◆ TEXT SHOWN:
[Linganth] Ling anthro research on language variation and ethnicity in tech?

Nathaniel Dumas nadumas at ucsc.edu
Sun Jun 5 17:28:24 UTC 2016


Thanks everyone who responded! I think for the most part what I am seeing
is that while we have research on digital use outside of tech companies
(such as in homes and in peer groups across income levels and ethnic
groups), tech companies have remained virtually untouchable as a research
site when it comes to language use and, more problematically, the
production of ethnicity and race through institutional discourse from
startups to established companies. (My guess is this has a lot to do with
the NDAs that many of us who work in it have to sign or even research in.)

As such, this suggests that much of the discourse on 'diversity' in tech
has been reduced to a numbers game of quantitative research and little to
no systematic qualitative research on the production of ethnicity and race
in interracial workplace settings, which, ironically, is actually one of
the main reasons many historically-underrepresented ethnic groups (and
minorities within those groups) cite leaving the tech industry (i.e.,
interactions they position as 'micro-aggressive').

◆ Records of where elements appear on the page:

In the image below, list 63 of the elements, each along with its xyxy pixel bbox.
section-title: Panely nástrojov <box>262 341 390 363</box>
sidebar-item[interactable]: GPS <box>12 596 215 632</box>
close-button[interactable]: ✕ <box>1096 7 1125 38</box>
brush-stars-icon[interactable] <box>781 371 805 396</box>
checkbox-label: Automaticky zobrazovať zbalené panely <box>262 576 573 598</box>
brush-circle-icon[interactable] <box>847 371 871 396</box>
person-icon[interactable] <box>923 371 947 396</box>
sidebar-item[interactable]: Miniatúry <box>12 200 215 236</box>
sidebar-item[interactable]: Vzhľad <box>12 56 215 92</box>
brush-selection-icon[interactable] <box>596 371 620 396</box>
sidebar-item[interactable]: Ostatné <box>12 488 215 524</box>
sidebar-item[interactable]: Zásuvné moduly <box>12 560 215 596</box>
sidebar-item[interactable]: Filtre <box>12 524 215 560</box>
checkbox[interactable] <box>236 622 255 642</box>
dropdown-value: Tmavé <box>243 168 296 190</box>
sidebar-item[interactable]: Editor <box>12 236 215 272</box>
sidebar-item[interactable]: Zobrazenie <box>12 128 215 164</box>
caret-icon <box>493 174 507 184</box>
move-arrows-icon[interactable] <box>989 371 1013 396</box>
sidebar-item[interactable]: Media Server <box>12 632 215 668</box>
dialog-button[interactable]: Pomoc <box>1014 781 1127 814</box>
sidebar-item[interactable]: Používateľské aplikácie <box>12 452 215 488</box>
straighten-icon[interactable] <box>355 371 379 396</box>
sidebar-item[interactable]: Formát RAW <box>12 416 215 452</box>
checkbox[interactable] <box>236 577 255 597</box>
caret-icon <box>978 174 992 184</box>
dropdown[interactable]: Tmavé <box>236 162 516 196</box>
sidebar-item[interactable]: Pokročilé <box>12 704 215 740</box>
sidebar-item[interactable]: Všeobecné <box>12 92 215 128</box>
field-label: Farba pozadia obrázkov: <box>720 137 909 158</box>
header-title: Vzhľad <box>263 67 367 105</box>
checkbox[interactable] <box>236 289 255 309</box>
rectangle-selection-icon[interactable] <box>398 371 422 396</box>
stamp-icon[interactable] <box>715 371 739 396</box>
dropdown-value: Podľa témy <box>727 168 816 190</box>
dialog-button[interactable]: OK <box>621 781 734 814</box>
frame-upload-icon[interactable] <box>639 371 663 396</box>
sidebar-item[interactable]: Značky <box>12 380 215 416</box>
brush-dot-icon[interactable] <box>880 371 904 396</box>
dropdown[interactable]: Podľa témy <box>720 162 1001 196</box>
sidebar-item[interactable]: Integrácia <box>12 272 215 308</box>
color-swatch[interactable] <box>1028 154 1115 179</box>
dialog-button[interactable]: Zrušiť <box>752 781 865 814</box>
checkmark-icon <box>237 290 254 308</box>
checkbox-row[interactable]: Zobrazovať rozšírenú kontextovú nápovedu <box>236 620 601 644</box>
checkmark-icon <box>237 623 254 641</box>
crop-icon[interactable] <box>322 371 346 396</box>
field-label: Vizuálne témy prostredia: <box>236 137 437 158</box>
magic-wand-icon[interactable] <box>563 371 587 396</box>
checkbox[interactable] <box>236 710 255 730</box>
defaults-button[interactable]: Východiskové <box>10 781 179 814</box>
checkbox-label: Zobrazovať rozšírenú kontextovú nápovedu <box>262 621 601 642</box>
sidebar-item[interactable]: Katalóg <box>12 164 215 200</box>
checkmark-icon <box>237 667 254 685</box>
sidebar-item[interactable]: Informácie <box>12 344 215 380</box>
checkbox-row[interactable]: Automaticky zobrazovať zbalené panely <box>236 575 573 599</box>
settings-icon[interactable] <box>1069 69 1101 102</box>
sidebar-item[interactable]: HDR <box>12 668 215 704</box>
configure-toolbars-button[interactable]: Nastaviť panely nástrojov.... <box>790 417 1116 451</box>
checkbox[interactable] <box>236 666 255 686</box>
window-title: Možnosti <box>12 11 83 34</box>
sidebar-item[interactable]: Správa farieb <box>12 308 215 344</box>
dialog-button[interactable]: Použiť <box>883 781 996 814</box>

◆ YOUR OBJECTIVE:
Continue the mailing-list post on language, ethnicity, and research in the tech industry, picking up right after its final sentence.

◆ EXERCISE RESPONSE:
Might be a research project for some of us to consider as a means of
'studying up,' in Laura Nader's terms.

Cheers,
Nate

On Sat, Jun 4, 2016 at 3:51 PM, Jacqueline Messing <
jacquelinemessing at gmail.com> wrote:

> Hi Nate,
>
> My former graduate student Glenn Abastillas completed an MA thesis in
> Linguistics at Georgetown last year on a relevant topic.  He looked at
> Cebuano/English code-switching in the Philippines, primarily through the
> study of Twitter.  I think you will find it relevant to your project.  The
> abstract and link to the full text are below:
>
> DIVERGENCE IN CEBUANO AND ENGLISH CODE-SWITCHING PRACTICES IN CEBUANO
> SPEECH COMMUNITIES IN THE CENTRAL PHILIPPINE
> *Glenn Abastillas, BSN*
> Thesis Advisor: Jacqueline Messing, Ph.D.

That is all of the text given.